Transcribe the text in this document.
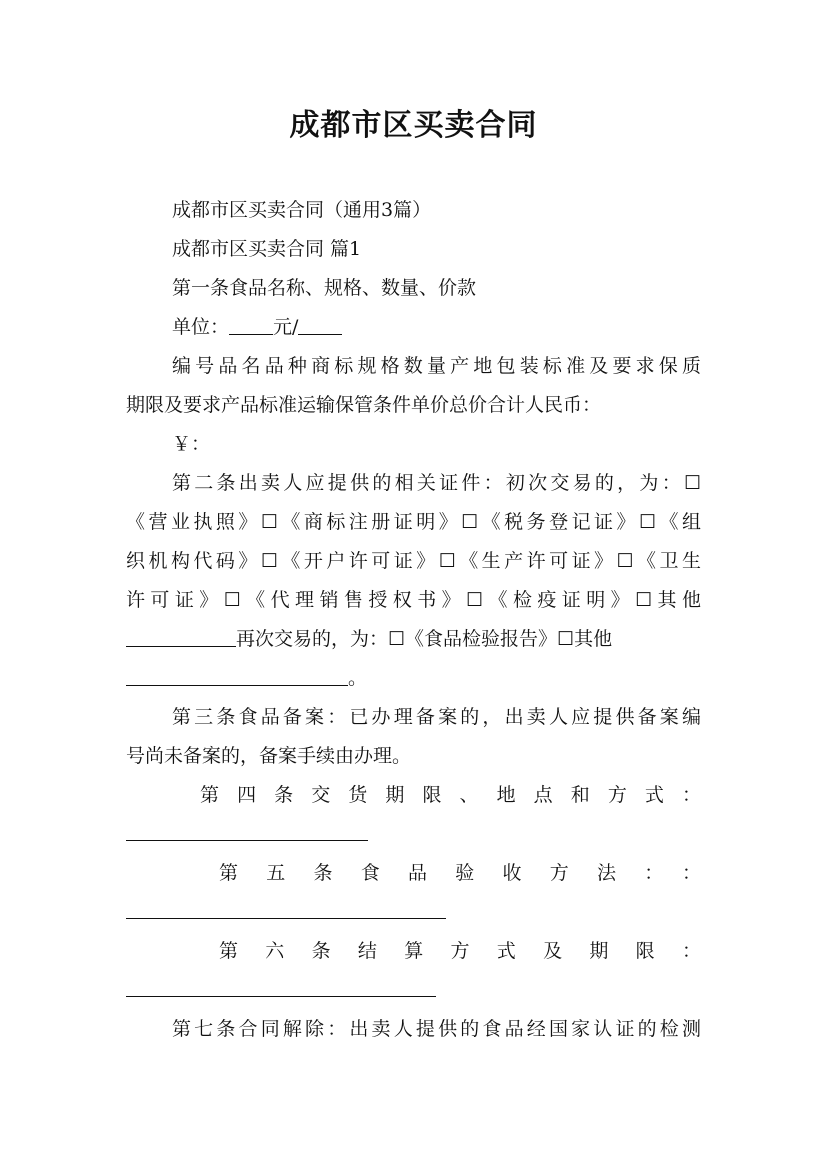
成都市区买卖合同
成都市区买卖合同（通用3篇）
成都市区买卖合同 篇1
第一条食品名称、规格、数量、价款
单位： 元/
编号品名品种商标规格数量产地包装标准及要求保质
期限及要求产品标准运输保管条件单价总价合计人民币：
￥：
第二条出卖人应提供的相关证件：初次交易的，为：☐
《营业执照》☐《商标注册证明》☐《税务登记证》☐《组
织机构代码》☐《开户许可证》☐《生产许可证》☐《卫生
许可证》☐《代理销售授权书》☐《检疫证明》☐其他
再次交易的，为：☐《食品检验报告》☐其他
。
第三条食品备案：已办理备案的，出卖人应提供备案编
号尚未备案的，备案手续由办理。
第四条交货期限、地点和方式：
第五条食品验收方法：：
第六条结算方式及期限：
第七条合同解除：出卖人提供的食品经国家认证的检测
-------------------------
**Objective**
Restate the whole listing above exactly, please, omitting every image.

**Result of the exercise**
Transcribe the text in this document.
成都市区买卖合同
成都市区买卖合同（通用3篇）
成都市区买卖合同 篇1
第一条食品名称、规格、数量、价款
单位： 元/
编号品名品种商标规格数量产地包装标准及要求保质
期限及要求产品标准运输保管条件单价总价合计人民币：
￥：
第二条出卖人应提供的相关证件：初次交易的，为：☐
《营业执照》☐《商标注册证明》☐《税务登记证》☐《组
织机构代码》☐《开户许可证》☐《生产许可证》☐《卫生
许可证》☐《代理销售授权书》☐《检疫证明》☐其他
再次交易的，为：☐《食品检验报告》☐其他
。
第三条食品备案：已办理备案的，出卖人应提供备案编
号尚未备案的，备案手续由办理。
第四条交货期限、地点和方式：
第五条食品验收方法：：
第六条结算方式及期限：
第七条合同解除：出卖人提供的食品经国家认证的检测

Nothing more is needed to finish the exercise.